> Provided records

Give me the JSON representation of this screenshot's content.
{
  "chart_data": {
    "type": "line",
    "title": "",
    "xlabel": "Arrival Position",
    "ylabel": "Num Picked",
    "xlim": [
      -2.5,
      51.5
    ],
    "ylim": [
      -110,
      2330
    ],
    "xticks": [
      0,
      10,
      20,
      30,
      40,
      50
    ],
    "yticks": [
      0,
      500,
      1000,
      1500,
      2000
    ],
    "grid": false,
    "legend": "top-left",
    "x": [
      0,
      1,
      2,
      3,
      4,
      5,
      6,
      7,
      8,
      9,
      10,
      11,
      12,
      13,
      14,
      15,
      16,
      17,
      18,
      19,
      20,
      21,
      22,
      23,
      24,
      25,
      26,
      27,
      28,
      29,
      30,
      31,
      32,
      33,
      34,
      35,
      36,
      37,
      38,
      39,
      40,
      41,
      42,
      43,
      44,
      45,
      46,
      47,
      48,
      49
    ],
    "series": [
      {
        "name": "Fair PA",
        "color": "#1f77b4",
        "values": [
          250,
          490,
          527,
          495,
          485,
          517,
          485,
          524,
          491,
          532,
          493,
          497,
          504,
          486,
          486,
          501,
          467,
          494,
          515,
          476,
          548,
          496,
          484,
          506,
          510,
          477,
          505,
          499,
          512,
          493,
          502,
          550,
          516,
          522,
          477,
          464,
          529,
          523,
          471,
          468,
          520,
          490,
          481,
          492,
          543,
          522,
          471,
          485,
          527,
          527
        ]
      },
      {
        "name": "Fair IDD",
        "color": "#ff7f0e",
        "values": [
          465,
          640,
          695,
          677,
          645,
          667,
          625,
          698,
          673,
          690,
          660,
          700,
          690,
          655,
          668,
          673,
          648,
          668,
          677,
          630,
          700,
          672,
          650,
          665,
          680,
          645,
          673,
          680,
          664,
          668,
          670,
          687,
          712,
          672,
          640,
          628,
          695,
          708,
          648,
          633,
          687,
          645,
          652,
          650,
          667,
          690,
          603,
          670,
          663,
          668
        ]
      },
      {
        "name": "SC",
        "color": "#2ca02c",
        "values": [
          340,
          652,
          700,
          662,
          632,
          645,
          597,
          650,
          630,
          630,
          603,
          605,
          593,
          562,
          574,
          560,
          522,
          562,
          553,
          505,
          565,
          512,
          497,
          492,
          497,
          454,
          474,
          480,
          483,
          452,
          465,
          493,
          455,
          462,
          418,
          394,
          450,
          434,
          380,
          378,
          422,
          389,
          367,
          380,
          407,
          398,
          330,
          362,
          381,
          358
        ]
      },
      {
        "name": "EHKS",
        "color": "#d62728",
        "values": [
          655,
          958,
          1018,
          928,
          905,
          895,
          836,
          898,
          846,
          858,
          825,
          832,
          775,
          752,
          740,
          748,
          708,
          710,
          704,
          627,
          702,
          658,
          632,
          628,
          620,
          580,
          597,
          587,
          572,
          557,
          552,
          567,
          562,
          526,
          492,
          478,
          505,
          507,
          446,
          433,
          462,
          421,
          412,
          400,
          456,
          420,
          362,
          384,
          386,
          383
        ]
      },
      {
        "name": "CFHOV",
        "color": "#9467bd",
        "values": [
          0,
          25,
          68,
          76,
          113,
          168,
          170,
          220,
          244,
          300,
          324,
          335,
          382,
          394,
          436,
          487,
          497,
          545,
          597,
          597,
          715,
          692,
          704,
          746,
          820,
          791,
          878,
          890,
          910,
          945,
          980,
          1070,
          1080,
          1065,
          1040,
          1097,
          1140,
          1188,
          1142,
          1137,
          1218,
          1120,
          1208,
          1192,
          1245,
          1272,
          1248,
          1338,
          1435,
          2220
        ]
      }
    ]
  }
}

> Exercise task
On how many lines does the word "color" appear? Answer with only the number.

> Task result
5